(DO THIS) Reproduce the full listing below unchanged, apart from the pictures.

[Items listed in a dataset]
--------

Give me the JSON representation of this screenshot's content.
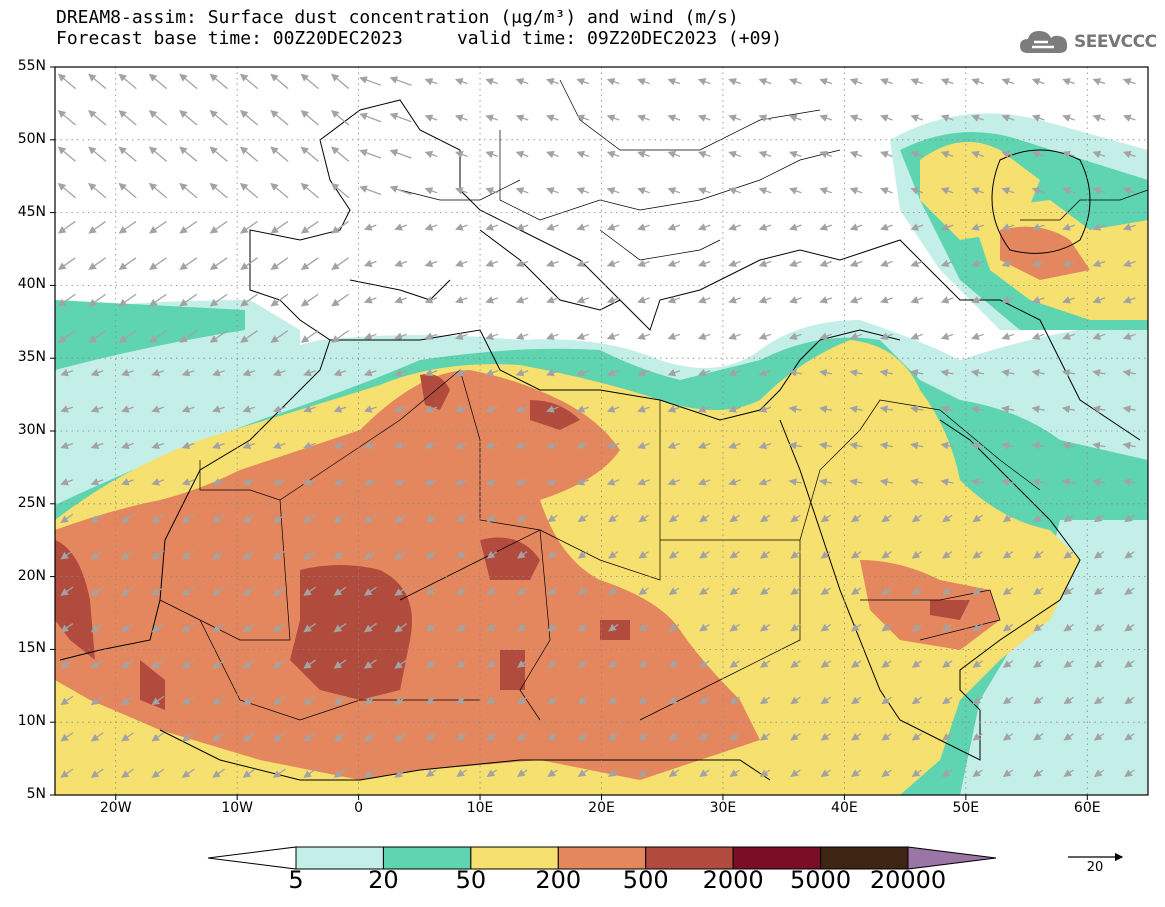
{
  "title_line1": "DREAM8-assim: Surface dust concentration (μg/m³) and wind (m/s)",
  "title_line2": "Forecast base time: 00Z20DEC2023     valid time: 09Z20DEC2023 (+09)",
  "logo": {
    "text": "SEEVCCC",
    "icon": "cloud-icon"
  },
  "map": {
    "lon_range": [
      -25,
      65
    ],
    "lat_range": [
      5,
      55
    ],
    "lat_ticks": [
      {
        "value": 55,
        "label": "55N"
      },
      {
        "value": 50,
        "label": "50N"
      },
      {
        "value": 45,
        "label": "45N"
      },
      {
        "value": 40,
        "label": "40N"
      },
      {
        "value": 35,
        "label": "35N"
      },
      {
        "value": 30,
        "label": "30N"
      },
      {
        "value": 25,
        "label": "25N"
      },
      {
        "value": 20,
        "label": "20N"
      },
      {
        "value": 15,
        "label": "15N"
      },
      {
        "value": 10,
        "label": "10N"
      },
      {
        "value": 5,
        "label": "5N"
      }
    ],
    "lon_ticks": [
      {
        "value": -20,
        "label": "20W"
      },
      {
        "value": -10,
        "label": "10W"
      },
      {
        "value": 0,
        "label": "0"
      },
      {
        "value": 10,
        "label": "10E"
      },
      {
        "value": 20,
        "label": "20E"
      },
      {
        "value": 30,
        "label": "30E"
      },
      {
        "value": 40,
        "label": "40E"
      },
      {
        "value": 50,
        "label": "50E"
      },
      {
        "value": 60,
        "label": "60E"
      }
    ],
    "grid": "dotted"
  },
  "colorbar": {
    "labels": [
      "5",
      "20",
      "50",
      "200",
      "500",
      "2000",
      "5000",
      "20000"
    ],
    "colors": [
      "#ffffff",
      "#c4efe8",
      "#5ed4b0",
      "#f5e070",
      "#e4875f",
      "#b14b3d",
      "#7a0e27",
      "#3e2413",
      "#9b75a6"
    ]
  },
  "wind_reference": {
    "label": "20"
  },
  "colors": {
    "land_outline": "#000000",
    "wind_arrow": "#a3a3a3",
    "grid": "#888888"
  }
}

--------

(OUTPUT OF THE TASK)
Give me the JSON representation of this screenshot's content.
{
  "title_line1": "DREAM8-assim: Surface dust concentration (μg/m³) and wind (m/s)",
  "title_line2": "Forecast base time: 00Z20DEC2023     valid time: 09Z20DEC2023 (+09)",
  "logo": {
    "text": "SEEVCCC",
    "icon": "cloud-icon"
  },
  "map": {
    "lon_range": [
      -25,
      65
    ],
    "lat_range": [
      5,
      55
    ],
    "lat_ticks": [
      {
        "value": 55,
        "label": "55N"
      },
      {
        "value": 50,
        "label": "50N"
      },
      {
        "value": 45,
        "label": "45N"
      },
      {
        "value": 40,
        "label": "40N"
      },
      {
        "value": 35,
        "label": "35N"
      },
      {
        "value": 30,
        "label": "30N"
      },
      {
        "value": 25,
        "label": "25N"
      },
      {
        "value": 20,
        "label": "20N"
      },
      {
        "value": 15,
        "label": "15N"
      },
      {
        "value": 10,
        "label": "10N"
      },
      {
        "value": 5,
        "label": "5N"
      }
    ],
    "lon_ticks": [
      {
        "value": -20,
        "label": "20W"
      },
      {
        "value": -10,
        "label": "10W"
      },
      {
        "value": 0,
        "label": "0"
      },
      {
        "value": 10,
        "label": "10E"
      },
      {
        "value": 20,
        "label": "20E"
      },
      {
        "value": 30,
        "label": "30E"
      },
      {
        "value": 40,
        "label": "40E"
      },
      {
        "value": 50,
        "label": "50E"
      },
      {
        "value": 60,
        "label": "60E"
      }
    ],
    "grid": "dotted"
  },
  "colorbar": {
    "labels": [
      "5",
      "20",
      "50",
      "200",
      "500",
      "2000",
      "5000",
      "20000"
    ],
    "colors": [
      "#ffffff",
      "#c4efe8",
      "#5ed4b0",
      "#f5e070",
      "#e4875f",
      "#b14b3d",
      "#7a0e27",
      "#3e2413",
      "#9b75a6"
    ]
  },
  "wind_reference": {
    "label": "20"
  },
  "colors": {
    "land_outline": "#000000",
    "wind_arrow": "#a3a3a3",
    "grid": "#888888"
  }
}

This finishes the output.